• [DIRECTIONS]:
Report, word for word, every line of the material that contains "however".

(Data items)
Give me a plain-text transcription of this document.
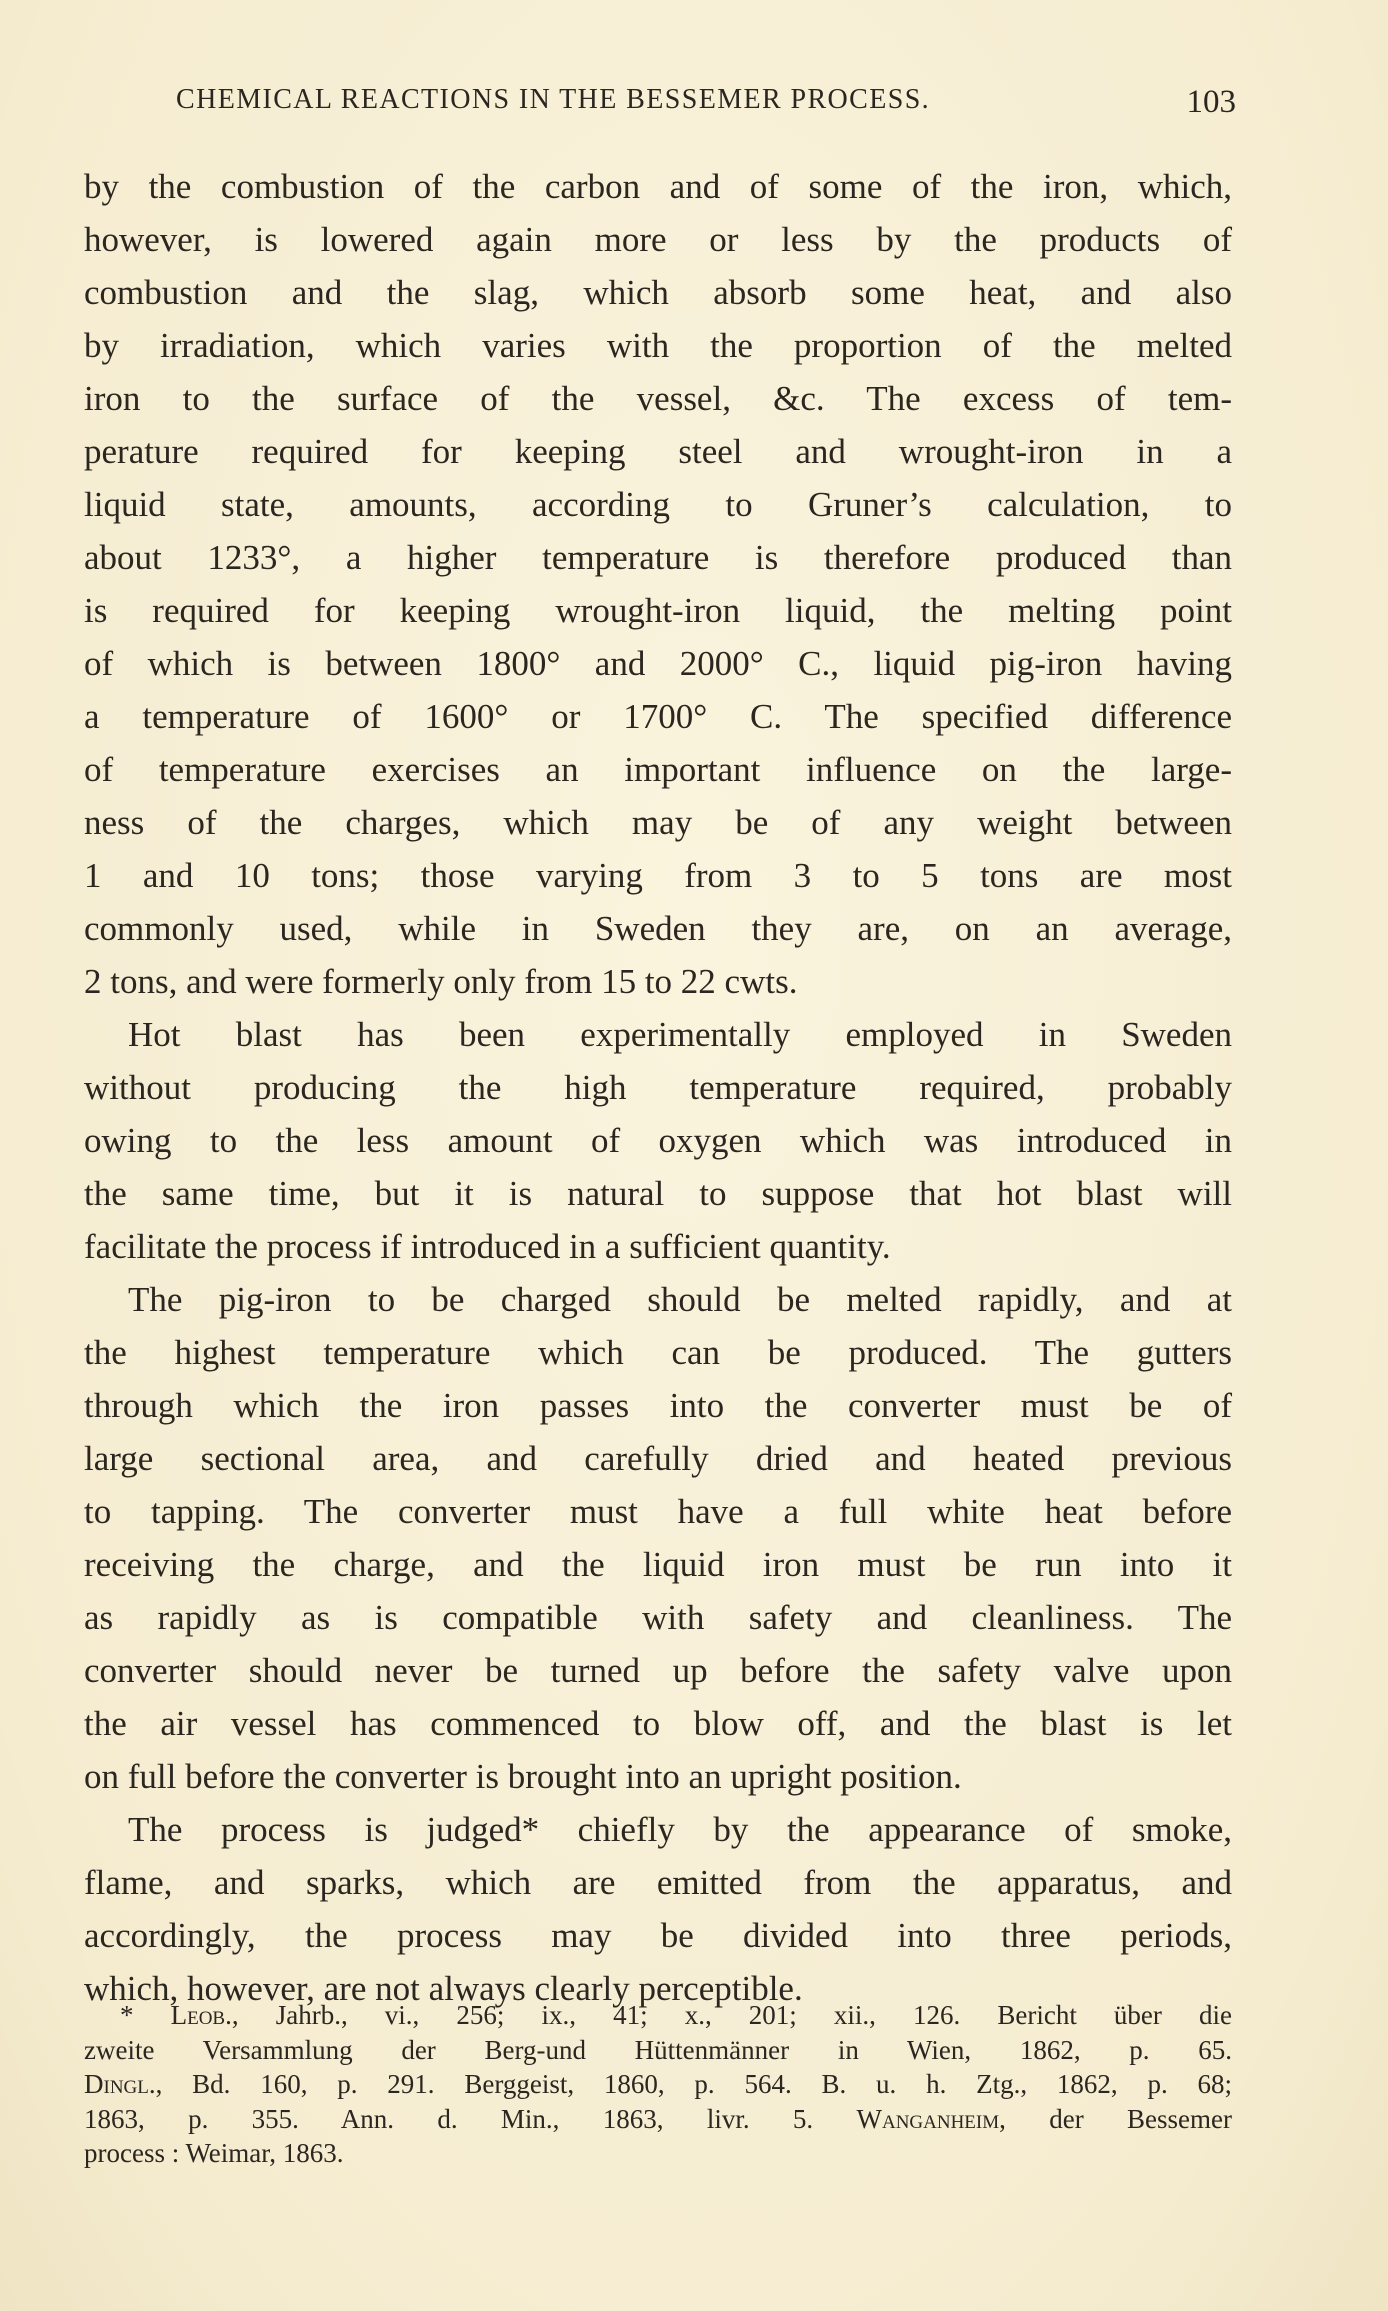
CHEMICAL REACTIONS IN THE BESSEMER PROCESS.	103
by the combustion of the carbon and of some of the iron, which,
however, is lowered again more or less by the products of
combustion and the slag, which absorb some heat, and also
by irradiation, which varies with the proportion of the melted
iron to the surface of the vessel, &c. The excess of tem-
perature required for keeping steel and wrought-iron in a
liquid state, amounts, according to Gruner’s calculation, to
about 1233°, a higher temperature is therefore produced than
is required for keeping wrought-iron liquid, the melting point
of which is between 1800° and 2000° C., liquid pig-iron having
a temperature of 1600° or 1700° C. The specified difference
of temperature exercises an important influence on the large-
ness of the charges, which may be of any weight between
1 and 10 tons; those varying from 3 to 5 tons are most
commonly used, while in Sweden they are, on an average,
2 tons, and were formerly only from 15 to 22 cwts.
Hot blast has been experimentally employed in Sweden
without producing the high temperature required, probably
owing to the less amount of oxygen which was introduced in
the same time, but it is natural to suppose that hot blast will
facilitate the process if introduced in a sufficient quantity.
The pig-iron to be charged should be melted rapidly, and at
the highest temperature which can be produced. The gutters
through which the iron passes into the converter must be of
large sectional area, and carefully dried and heated previous
to tapping. The converter must have a full white heat before
receiving the charge, and the liquid iron must be run into it
as rapidly as is compatible with safety and cleanliness. The
converter should never be turned up before the safety valve upon
the air vessel has commenced to blow off, and the blast is let
on full before the converter is brought into an upright position.
The process is judged* chiefly by the appearance of smoke,
flame, and sparks, which are emitted from the apparatus, and
accordingly, the process may be divided into three periods,
which, however, are not always clearly perceptible.
* Leob., Jahrb., vi., 256; ix., 41; x., 201; xii., 126. Bericht über die
zweite Versammlung der Berg-und Hüttenmänner in Wien, 1862, p. 65.
Dingl., Bd. 160, p. 291. Berggeist, 1860, p. 564. B. u. h. Ztg., 1862, p. 68;
1863, p. 355. Ann. d. Min., 1863, livr. 5. Wanganheim, der Bessemer
process : Weimar, 1863.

• [ANSWER TO THE TASK]:
however, is lowered again more or less by the products of
which, however, are not always clearly perceptible.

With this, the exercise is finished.